— CONSIGNE A —
Recopiez mot pour mot un passage de l'article sur la journée des femmes burundaises. Commencez aux mots contenant "Le parti CNDD-FDD" et arrêtez-vous après "mérites des Burundaises.".
— CONSIGNE B —
Poursuivez l'article sur la journée des femmes burundaises à partir de sa dernière phrase.

Le parti CNDD-FDD au pouvoir au Burundi, a célébré avec faste la 5è édition de la Journée réservée aux femmes burundaises 

Pays assumant la présidence en exercice de l’UA (Union Africaine) depuis la mi-février 2026, le Burundi a célébré avec faste le week-end écoulé l’«Umukenyererarugamba Day» (Journée nationale réservée aux Burundaises) et son Plan de développement «Burundi 2040-2060».

A travers un long défilé dans sa capitale administrative Gitega, avec en tête de file, la Première Dame, Angéline Ndayishimiye, le Burundi a de nouveau honoré ses femmes via la tradition « d’Umukenyererarugamba Day », la 5è du genre. Danses et discours officiels au Stade Ingoma de Gitega, ont salué et vanté les mérites des Burundaises.

Des délégations officielles étrangères venues de la République Démocratique du Cogo (RDC) et de la Tanzanie ont rehaussé l’éclat de cette cérémonie et déclaré être venues Gitega soutenir la Ligue des femmes Bakenyererarugamba du Burundi.

Le Secrétaire Général du parti au pouvoir, le CNDD-FDD, Révérien Ndikuriyo, a félicité les Burundaises «pour les efforts fournis dans l’accomplissement des programmes d’activités menant vers la réalisation de la «Vision Burundi 2040-2060» et rassuré la Ligue des femmes que le parti s’est «engagé à toujours soutenir la femme burundaise dans toute sa dimension».

Données tirées d'une collection
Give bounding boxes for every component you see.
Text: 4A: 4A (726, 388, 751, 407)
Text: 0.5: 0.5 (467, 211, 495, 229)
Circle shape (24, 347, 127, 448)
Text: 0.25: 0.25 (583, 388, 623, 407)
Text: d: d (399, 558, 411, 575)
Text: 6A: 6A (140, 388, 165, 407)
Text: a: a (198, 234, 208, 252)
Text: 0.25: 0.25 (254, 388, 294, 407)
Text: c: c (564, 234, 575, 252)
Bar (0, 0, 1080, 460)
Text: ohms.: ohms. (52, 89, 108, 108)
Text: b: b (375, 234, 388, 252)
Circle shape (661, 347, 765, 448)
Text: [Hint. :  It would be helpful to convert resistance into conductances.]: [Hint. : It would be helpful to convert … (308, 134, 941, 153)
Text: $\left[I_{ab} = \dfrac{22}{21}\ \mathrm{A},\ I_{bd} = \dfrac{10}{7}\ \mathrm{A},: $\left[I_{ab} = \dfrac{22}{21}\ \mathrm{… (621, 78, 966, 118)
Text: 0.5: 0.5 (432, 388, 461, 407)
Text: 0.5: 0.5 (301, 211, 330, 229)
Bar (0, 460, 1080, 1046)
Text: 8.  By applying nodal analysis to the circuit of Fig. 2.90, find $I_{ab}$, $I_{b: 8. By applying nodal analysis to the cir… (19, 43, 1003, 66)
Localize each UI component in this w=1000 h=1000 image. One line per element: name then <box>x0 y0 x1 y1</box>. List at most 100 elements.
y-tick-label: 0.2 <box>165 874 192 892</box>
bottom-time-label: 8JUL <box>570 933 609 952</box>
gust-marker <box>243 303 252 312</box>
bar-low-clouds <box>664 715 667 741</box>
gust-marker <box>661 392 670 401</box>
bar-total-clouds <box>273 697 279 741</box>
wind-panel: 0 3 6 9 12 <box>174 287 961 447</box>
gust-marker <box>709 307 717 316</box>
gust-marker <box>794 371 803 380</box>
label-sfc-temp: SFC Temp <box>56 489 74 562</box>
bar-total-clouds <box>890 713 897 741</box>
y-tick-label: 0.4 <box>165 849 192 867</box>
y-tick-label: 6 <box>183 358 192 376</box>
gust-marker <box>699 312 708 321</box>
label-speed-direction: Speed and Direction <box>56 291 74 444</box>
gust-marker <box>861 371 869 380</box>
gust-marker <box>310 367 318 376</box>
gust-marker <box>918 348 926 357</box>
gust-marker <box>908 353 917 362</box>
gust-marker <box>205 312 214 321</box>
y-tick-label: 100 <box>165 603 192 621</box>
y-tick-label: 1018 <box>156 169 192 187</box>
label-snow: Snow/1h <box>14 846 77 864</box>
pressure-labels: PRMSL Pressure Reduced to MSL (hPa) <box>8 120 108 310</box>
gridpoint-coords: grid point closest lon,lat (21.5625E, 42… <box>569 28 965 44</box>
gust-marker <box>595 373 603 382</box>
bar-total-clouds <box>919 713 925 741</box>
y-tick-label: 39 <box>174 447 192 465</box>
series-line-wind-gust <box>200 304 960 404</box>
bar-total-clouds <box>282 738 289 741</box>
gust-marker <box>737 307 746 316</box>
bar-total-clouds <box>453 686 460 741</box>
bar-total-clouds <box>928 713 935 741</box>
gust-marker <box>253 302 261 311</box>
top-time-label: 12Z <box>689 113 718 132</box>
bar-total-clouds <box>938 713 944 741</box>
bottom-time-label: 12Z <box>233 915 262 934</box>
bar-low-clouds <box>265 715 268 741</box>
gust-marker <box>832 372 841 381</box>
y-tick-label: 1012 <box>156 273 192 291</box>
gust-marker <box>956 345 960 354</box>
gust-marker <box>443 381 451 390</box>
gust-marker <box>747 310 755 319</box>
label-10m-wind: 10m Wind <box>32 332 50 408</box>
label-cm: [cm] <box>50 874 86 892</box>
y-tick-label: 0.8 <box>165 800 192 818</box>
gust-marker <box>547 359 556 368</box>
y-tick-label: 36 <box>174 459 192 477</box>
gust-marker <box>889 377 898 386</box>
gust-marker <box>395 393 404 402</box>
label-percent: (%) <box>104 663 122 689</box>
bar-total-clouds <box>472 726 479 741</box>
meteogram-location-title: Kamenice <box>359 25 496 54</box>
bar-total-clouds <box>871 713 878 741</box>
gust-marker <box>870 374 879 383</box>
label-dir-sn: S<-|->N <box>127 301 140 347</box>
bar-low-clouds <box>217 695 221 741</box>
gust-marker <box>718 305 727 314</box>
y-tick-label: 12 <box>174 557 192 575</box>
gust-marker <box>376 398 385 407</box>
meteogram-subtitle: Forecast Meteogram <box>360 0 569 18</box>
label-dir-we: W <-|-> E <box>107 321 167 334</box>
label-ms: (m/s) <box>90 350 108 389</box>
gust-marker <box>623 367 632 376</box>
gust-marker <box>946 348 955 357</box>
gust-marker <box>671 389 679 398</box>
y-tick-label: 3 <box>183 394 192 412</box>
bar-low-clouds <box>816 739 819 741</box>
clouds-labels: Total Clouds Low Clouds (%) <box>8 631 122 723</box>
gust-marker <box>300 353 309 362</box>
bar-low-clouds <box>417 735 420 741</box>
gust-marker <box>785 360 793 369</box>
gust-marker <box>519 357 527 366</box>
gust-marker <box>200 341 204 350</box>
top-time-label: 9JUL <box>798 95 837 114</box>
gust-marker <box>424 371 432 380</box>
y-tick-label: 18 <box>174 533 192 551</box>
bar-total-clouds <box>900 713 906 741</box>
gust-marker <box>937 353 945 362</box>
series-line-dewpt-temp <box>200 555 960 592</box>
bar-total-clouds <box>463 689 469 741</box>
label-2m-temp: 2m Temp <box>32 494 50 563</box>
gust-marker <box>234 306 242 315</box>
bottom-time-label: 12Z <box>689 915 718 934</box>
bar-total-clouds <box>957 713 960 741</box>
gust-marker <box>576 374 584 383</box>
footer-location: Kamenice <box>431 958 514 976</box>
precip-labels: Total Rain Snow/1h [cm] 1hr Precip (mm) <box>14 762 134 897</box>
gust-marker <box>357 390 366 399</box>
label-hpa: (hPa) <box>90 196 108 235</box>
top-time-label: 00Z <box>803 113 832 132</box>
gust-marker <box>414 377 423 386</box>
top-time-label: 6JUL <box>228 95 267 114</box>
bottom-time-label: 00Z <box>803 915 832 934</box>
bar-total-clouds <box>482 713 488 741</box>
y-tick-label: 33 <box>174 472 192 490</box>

— RÉPONSE FINALE A —
Le parti CNDD-FDD au pouvoir au Burundi, a célébré avec faste la 5è édition de la Journée réservée aux femmes burundaises 

Pays assumant la présidence en exercice de l’UA (Union Africaine) depuis la mi-février 2026, le Burundi a célébré avec faste le week-end écoulé l’«Umukenyererarugamba Day» (Journée nationale réservée aux Burundaises) et son Plan de développement «Burundi 2040-2060».

A travers un long défilé dans sa capitale administrative Gitega, avec en tête de file, la Première Dame, Angéline Ndayishimiye, le Burundi a de nouveau honoré ses femmes via la tradition « d’Umukenyererarugamba Day », la 5è du genre. Danses et discours officiels au Stade Ingoma de Gitega, ont salué et vanté les mérites des Burundaises.

— RÉPONSE FINALE B —
Chef de l’Etat et Président du Conseil des Sages du CNDD-FDD, le Président Ndayishimiye a salué pour sa part «la remarquable contribution des Bakenyererarugamba dans le renforcement de l’éducation des jeunes à travers les enseignements qu’elles reçoivent du parti CNDD-FDD».

Selon le Président en exercice de l’UA, «l’encadrement et les valeurs transmises aux jeunes aujourd’hui permettront au Burundi de disposer, dans l’avenir, des leaders responsables et compétents capables de guider la nation vers le développement tel que prévu dans la ‘Vision Burundi 2040-2060’».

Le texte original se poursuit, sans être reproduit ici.